● INPUT ROWS
↓↓↓
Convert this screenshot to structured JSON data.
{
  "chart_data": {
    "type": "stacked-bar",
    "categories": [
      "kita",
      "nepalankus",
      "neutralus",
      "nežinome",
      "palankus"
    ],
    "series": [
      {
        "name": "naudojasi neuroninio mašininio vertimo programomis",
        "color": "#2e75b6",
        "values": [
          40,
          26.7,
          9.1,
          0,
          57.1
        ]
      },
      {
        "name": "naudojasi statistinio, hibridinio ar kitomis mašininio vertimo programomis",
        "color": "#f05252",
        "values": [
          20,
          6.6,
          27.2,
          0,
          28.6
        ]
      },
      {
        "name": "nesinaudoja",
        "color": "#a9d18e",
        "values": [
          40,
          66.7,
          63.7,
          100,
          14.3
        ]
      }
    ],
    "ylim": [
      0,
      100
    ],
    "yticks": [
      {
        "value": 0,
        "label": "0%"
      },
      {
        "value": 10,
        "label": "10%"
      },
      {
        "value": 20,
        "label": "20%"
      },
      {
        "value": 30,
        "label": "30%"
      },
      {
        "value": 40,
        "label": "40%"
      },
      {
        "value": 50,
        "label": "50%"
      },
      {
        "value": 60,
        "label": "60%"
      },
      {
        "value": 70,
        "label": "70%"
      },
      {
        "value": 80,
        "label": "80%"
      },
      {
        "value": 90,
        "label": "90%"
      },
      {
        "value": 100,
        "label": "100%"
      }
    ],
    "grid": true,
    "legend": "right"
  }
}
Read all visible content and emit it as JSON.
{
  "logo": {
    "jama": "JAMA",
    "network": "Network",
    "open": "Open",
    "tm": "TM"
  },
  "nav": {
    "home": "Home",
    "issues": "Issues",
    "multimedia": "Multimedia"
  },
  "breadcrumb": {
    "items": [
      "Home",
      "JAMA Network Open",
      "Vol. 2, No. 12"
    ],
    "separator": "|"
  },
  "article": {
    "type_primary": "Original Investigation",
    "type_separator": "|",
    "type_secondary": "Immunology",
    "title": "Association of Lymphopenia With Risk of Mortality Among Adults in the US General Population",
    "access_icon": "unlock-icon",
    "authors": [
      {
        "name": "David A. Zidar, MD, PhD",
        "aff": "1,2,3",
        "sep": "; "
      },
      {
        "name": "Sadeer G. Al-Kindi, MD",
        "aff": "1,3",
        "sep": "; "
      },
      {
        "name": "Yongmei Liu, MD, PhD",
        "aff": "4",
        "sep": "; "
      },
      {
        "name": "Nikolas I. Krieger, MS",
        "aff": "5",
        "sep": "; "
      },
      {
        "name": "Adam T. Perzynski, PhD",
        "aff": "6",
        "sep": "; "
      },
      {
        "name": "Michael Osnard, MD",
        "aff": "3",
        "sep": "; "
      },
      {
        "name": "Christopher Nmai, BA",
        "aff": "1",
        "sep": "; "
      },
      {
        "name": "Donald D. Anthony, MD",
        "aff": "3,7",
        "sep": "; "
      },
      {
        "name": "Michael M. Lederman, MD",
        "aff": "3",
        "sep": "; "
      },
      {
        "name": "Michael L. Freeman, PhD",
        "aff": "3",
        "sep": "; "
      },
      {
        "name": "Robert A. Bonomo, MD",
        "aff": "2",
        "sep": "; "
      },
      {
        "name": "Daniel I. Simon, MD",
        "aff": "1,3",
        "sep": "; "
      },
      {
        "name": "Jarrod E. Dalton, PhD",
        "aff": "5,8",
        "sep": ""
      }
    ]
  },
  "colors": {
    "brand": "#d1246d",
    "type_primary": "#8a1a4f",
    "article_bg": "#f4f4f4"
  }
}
↑↑↑
● WORK INSTRUCTIONS
Write the data back out verbatim.

● RESPONSE TO THIS EXERCISE
Convert this screenshot to structured JSON data.
{
  "chart_data": {
    "type": "stacked-bar",
    "categories": [
      "kita",
      "nepalankus",
      "neutralus",
      "nežinome",
      "palankus"
    ],
    "series": [
      {
        "name": "naudojasi neuroninio mašininio vertimo programomis",
        "color": "#2e75b6",
        "values": [
          40,
          26.7,
          9.1,
          0,
          57.1
        ]
      },
      {
        "name": "naudojasi statistinio, hibridinio ar kitomis mašininio vertimo programomis",
        "color": "#f05252",
        "values": [
          20,
          6.6,
          27.2,
          0,
          28.6
        ]
      },
      {
        "name": "nesinaudoja",
        "color": "#a9d18e",
        "values": [
          40,
          66.7,
          63.7,
          100,
          14.3
        ]
      }
    ],
    "ylim": [
      0,
      100
    ],
    "yticks": [
      {
        "value": 0,
        "label": "0%"
      },
      {
        "value": 10,
        "label": "10%"
      },
      {
        "value": 20,
        "label": "20%"
      },
      {
        "value": 30,
        "label": "30%"
      },
      {
        "value": 40,
        "label": "40%"
      },
      {
        "value": 50,
        "label": "50%"
      },
      {
        "value": 60,
        "label": "60%"
      },
      {
        "value": 70,
        "label": "70%"
      },
      {
        "value": 80,
        "label": "80%"
      },
      {
        "value": 90,
        "label": "90%"
      },
      {
        "value": 100,
        "label": "100%"
      }
    ],
    "grid": true,
    "legend": "right"
  }
}
Read all visible content and emit it as JSON.
{
  "logo": {
    "jama": "JAMA",
    "network": "Network",
    "open": "Open",
    "tm": "TM"
  },
  "nav": {
    "home": "Home",
    "issues": "Issues",
    "multimedia": "Multimedia"
  },
  "breadcrumb": {
    "items": [
      "Home",
      "JAMA Network Open",
      "Vol. 2, No. 12"
    ],
    "separator": "|"
  },
  "article": {
    "type_primary": "Original Investigation",
    "type_separator": "|",
    "type_secondary": "Immunology",
    "title": "Association of Lymphopenia With Risk of Mortality Among Adults in the US General Population",
    "access_icon": "unlock-icon",
    "authors": [
      {
        "name": "David A. Zidar, MD, PhD",
        "aff": "1,2,3",
        "sep": "; "
      },
      {
        "name": "Sadeer G. Al-Kindi, MD",
        "aff": "1,3",
        "sep": "; "
      },
      {
        "name": "Yongmei Liu, MD, PhD",
        "aff": "4",
        "sep": "; "
      },
      {
        "name": "Nikolas I. Krieger, MS",
        "aff": "5",
        "sep": "; "
      },
      {
        "name": "Adam T. Perzynski, PhD",
        "aff": "6",
        "sep": "; "
      },
      {
        "name": "Michael Osnard, MD",
        "aff": "3",
        "sep": "; "
      },
      {
        "name": "Christopher Nmai, BA",
        "aff": "1",
        "sep": "; "
      },
      {
        "name": "Donald D. Anthony, MD",
        "aff": "3,7",
        "sep": "; "
      },
      {
        "name": "Michael M. Lederman, MD",
        "aff": "3",
        "sep": "; "
      },
      {
        "name": "Michael L. Freeman, PhD",
        "aff": "3",
        "sep": "; "
      },
      {
        "name": "Robert A. Bonomo, MD",
        "aff": "2",
        "sep": "; "
      },
      {
        "name": "Daniel I. Simon, MD",
        "aff": "1,3",
        "sep": "; "
      },
      {
        "name": "Jarrod E. Dalton, PhD",
        "aff": "5,8",
        "sep": ""
      }
    ]
  },
  "colors": {
    "brand": "#d1246d",
    "type_primary": "#8a1a4f",
    "article_bg": "#f4f4f4"
  }
}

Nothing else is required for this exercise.